Collection entries:
※ ※ ※

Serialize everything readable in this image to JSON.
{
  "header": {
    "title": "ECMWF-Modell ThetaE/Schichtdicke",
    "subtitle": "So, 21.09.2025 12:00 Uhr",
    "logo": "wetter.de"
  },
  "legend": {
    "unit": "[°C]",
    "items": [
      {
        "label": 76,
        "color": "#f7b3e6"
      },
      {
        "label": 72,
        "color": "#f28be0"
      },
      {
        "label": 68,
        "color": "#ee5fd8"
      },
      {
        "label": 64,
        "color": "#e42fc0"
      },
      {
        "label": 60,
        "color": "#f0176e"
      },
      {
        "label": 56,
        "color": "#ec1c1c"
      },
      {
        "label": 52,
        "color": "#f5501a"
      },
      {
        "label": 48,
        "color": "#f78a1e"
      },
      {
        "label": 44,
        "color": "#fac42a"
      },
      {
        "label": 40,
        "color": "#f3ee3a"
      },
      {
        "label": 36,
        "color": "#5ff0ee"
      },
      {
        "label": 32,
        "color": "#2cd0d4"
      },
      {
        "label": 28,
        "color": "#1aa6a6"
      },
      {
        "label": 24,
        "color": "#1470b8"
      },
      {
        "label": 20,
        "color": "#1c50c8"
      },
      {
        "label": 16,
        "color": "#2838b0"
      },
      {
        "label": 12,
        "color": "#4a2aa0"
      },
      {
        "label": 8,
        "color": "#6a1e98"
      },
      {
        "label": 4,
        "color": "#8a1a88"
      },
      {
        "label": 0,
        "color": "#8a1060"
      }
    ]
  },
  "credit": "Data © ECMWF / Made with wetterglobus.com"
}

※ ※ ※

## [Description of the task]
Every line above needs to be retyped exactly.

## [Reply]
Serialize everything readable in this image to JSON.
{
  "header": {
    "title": "ECMWF-Modell ThetaE/Schichtdicke",
    "subtitle": "So, 21.09.2025 12:00 Uhr",
    "logo": "wetter.de"
  },
  "legend": {
    "unit": "[°C]",
    "items": [
      {
        "label": 76,
        "color": "#f7b3e6"
      },
      {
        "label": 72,
        "color": "#f28be0"
      },
      {
        "label": 68,
        "color": "#ee5fd8"
      },
      {
        "label": 64,
        "color": "#e42fc0"
      },
      {
        "label": 60,
        "color": "#f0176e"
      },
      {
        "label": 56,
        "color": "#ec1c1c"
      },
      {
        "label": 52,
        "color": "#f5501a"
      },
      {
        "label": 48,
        "color": "#f78a1e"
      },
      {
        "label": 44,
        "color": "#fac42a"
      },
      {
        "label": 40,
        "color": "#f3ee3a"
      },
      {
        "label": 36,
        "color": "#5ff0ee"
      },
      {
        "label": 32,
        "color": "#2cd0d4"
      },
      {
        "label": 28,
        "color": "#1aa6a6"
      },
      {
        "label": 24,
        "color": "#1470b8"
      },
      {
        "label": 20,
        "color": "#1c50c8"
      },
      {
        "label": 16,
        "color": "#2838b0"
      },
      {
        "label": 12,
        "color": "#4a2aa0"
      },
      {
        "label": 8,
        "color": "#6a1e98"
      },
      {
        "label": 4,
        "color": "#8a1a88"
      },
      {
        "label": 0,
        "color": "#8a1060"
      }
    ]
  },
  "credit": "Data © ECMWF / Made with wetterglobus.com"
}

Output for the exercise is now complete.